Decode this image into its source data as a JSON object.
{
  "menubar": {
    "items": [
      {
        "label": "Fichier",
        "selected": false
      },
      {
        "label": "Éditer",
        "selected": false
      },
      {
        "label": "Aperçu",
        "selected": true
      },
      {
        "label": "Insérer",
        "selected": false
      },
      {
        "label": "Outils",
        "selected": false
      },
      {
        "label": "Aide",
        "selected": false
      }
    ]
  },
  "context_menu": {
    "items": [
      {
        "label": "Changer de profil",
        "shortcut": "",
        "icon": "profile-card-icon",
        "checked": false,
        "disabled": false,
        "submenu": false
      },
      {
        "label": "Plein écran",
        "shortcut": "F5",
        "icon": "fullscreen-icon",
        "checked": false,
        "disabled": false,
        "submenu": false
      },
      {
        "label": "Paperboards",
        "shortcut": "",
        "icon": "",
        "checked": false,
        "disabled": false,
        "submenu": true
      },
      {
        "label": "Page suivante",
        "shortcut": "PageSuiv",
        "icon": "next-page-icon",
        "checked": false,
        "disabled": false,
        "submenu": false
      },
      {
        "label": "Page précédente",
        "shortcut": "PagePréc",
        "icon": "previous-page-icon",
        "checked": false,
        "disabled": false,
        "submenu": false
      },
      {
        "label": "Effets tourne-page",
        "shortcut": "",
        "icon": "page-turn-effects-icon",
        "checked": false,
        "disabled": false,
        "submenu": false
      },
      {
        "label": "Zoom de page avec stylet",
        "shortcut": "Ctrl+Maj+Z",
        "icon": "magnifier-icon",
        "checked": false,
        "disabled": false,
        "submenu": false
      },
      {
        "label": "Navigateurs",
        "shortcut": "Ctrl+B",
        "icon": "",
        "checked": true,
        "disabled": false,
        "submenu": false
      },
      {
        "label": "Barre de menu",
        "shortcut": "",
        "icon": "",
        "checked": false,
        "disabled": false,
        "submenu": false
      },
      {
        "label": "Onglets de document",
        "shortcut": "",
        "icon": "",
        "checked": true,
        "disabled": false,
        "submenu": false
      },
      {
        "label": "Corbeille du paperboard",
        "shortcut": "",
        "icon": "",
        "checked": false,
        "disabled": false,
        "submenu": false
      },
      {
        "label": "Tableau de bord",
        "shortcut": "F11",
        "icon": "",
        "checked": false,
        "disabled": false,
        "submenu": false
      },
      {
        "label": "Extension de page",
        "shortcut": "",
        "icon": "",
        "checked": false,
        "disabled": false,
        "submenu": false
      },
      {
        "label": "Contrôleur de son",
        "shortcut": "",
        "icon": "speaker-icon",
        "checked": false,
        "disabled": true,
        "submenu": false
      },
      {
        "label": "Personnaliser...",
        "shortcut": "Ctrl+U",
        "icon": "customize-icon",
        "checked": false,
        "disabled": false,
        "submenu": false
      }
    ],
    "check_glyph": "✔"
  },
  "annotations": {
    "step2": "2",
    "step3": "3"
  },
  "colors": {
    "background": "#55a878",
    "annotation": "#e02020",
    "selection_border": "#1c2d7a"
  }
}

» **WHAT NEEDS TO BE DONE**
Return the full listing, character for character.

» **SOLUTION TO THIS TASK**
Decode this image into its source data as a JSON object.
{
  "menubar": {
    "items": [
      {
        "label": "Fichier",
        "selected": false
      },
      {
        "label": "Éditer",
        "selected": false
      },
      {
        "label": "Aperçu",
        "selected": true
      },
      {
        "label": "Insérer",
        "selected": false
      },
      {
        "label": "Outils",
        "selected": false
      },
      {
        "label": "Aide",
        "selected": false
      }
    ]
  },
  "context_menu": {
    "items": [
      {
        "label": "Changer de profil",
        "shortcut": "",
        "icon": "profile-card-icon",
        "checked": false,
        "disabled": false,
        "submenu": false
      },
      {
        "label": "Plein écran",
        "shortcut": "F5",
        "icon": "fullscreen-icon",
        "checked": false,
        "disabled": false,
        "submenu": false
      },
      {
        "label": "Paperboards",
        "shortcut": "",
        "icon": "",
        "checked": false,
        "disabled": false,
        "submenu": true
      },
      {
        "label": "Page suivante",
        "shortcut": "PageSuiv",
        "icon": "next-page-icon",
        "checked": false,
        "disabled": false,
        "submenu": false
      },
      {
        "label": "Page précédente",
        "shortcut": "PagePréc",
        "icon": "previous-page-icon",
        "checked": false,
        "disabled": false,
        "submenu": false
      },
      {
        "label": "Effets tourne-page",
        "shortcut": "",
        "icon": "page-turn-effects-icon",
        "checked": false,
        "disabled": false,
        "submenu": false
      },
      {
        "label": "Zoom de page avec stylet",
        "shortcut": "Ctrl+Maj+Z",
        "icon": "magnifier-icon",
        "checked": false,
        "disabled": false,
        "submenu": false
      },
      {
        "label": "Navigateurs",
        "shortcut": "Ctrl+B",
        "icon": "",
        "checked": true,
        "disabled": false,
        "submenu": false
      },
      {
        "label": "Barre de menu",
        "shortcut": "",
        "icon": "",
        "checked": false,
        "disabled": false,
        "submenu": false
      },
      {
        "label": "Onglets de document",
        "shortcut": "",
        "icon": "",
        "checked": true,
        "disabled": false,
        "submenu": false
      },
      {
        "label": "Corbeille du paperboard",
        "shortcut": "",
        "icon": "",
        "checked": false,
        "disabled": false,
        "submenu": false
      },
      {
        "label": "Tableau de bord",
        "shortcut": "F11",
        "icon": "",
        "checked": false,
        "disabled": false,
        "submenu": false
      },
      {
        "label": "Extension de page",
        "shortcut": "",
        "icon": "",
        "checked": false,
        "disabled": false,
        "submenu": false
      },
      {
        "label": "Contrôleur de son",
        "shortcut": "",
        "icon": "speaker-icon",
        "checked": false,
        "disabled": true,
        "submenu": false
      },
      {
        "label": "Personnaliser...",
        "shortcut": "Ctrl+U",
        "icon": "customize-icon",
        "checked": false,
        "disabled": false,
        "submenu": false
      }
    ],
    "check_glyph": "✔"
  },
  "annotations": {
    "step2": "2",
    "step3": "3"
  },
  "colors": {
    "background": "#55a878",
    "annotation": "#e02020",
    "selection_border": "#1c2d7a"
  }
}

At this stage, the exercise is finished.